---- Recorded information
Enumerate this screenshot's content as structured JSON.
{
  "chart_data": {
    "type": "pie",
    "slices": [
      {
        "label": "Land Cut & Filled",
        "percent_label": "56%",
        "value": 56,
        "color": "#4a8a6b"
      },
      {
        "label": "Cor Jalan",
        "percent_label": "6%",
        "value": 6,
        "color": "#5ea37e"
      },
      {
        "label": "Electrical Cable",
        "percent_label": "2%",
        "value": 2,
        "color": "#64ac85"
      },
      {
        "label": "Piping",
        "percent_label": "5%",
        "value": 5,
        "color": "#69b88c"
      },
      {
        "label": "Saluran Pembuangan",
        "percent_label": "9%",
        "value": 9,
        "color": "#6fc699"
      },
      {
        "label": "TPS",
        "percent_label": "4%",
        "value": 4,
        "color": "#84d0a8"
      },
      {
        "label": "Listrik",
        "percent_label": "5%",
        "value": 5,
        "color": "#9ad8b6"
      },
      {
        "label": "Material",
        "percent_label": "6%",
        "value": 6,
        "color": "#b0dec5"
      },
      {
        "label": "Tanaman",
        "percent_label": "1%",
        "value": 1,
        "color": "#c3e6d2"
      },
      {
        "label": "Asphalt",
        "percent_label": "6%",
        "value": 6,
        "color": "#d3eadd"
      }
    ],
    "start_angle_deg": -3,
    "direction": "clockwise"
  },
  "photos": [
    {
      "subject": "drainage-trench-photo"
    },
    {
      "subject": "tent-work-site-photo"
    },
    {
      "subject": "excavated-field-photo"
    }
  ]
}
--------
---- Recorded information
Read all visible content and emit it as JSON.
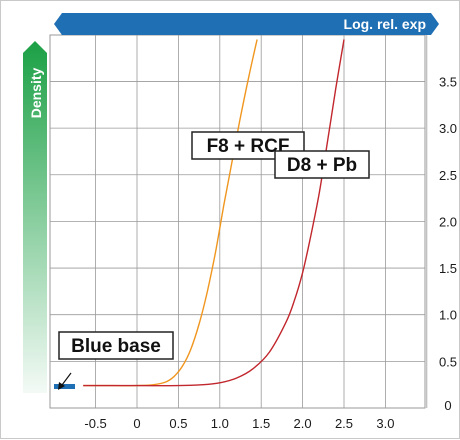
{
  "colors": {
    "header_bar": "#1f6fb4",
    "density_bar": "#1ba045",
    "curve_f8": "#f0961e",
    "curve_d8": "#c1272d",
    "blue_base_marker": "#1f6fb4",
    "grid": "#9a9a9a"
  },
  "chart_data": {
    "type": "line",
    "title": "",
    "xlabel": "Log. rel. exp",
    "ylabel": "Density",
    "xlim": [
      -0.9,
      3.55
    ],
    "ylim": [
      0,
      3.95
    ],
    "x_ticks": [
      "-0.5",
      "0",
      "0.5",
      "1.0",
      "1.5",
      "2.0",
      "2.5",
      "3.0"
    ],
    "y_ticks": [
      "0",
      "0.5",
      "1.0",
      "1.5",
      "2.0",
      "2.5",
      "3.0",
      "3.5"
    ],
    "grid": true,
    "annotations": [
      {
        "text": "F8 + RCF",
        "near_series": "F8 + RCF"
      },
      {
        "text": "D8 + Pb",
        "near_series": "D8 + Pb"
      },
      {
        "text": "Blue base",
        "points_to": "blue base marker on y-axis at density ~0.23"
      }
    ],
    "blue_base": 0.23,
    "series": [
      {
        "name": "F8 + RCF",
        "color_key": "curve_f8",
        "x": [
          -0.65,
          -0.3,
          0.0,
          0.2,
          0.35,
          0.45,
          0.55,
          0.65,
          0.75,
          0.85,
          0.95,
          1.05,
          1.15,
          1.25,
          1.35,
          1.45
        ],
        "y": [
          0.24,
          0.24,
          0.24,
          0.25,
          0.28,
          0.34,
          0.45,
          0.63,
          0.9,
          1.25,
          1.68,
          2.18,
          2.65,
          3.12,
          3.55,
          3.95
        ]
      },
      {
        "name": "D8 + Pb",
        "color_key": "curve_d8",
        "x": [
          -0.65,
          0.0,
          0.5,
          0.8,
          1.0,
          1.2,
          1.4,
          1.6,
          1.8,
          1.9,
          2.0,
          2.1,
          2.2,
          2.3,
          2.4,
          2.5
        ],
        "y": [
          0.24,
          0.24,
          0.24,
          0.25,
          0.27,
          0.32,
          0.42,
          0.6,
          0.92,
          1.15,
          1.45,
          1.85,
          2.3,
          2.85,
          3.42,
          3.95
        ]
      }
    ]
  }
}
--------
---- Recorded information
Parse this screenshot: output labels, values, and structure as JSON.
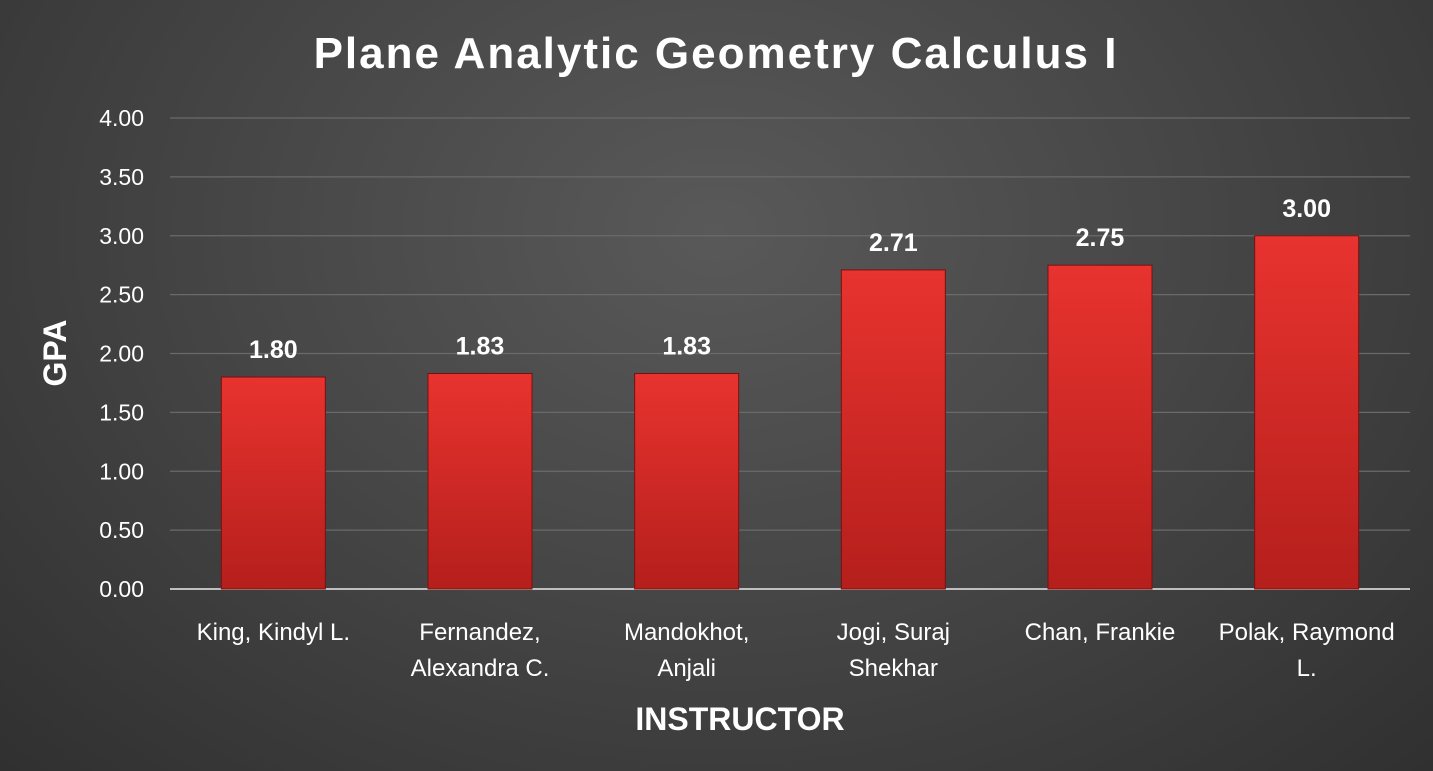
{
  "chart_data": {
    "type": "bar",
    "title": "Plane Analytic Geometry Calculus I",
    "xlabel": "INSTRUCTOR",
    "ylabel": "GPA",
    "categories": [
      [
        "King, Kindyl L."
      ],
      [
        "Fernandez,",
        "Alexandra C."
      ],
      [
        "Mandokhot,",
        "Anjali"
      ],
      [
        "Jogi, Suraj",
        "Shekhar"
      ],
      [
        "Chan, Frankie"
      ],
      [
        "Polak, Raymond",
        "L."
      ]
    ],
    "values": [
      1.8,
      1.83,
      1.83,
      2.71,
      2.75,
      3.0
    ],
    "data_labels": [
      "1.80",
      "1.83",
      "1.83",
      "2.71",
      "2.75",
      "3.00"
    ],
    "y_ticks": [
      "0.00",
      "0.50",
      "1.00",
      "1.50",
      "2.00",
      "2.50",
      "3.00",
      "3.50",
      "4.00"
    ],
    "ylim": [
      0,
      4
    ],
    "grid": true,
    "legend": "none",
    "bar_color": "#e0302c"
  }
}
--------
__Written problem__
Copy each line that holds the word "screenshot".

__Solution to this exercise__
Enumerate this screenshot's content as structured JSON.
Parse this screenshot: output labels, values, and structure as JSON.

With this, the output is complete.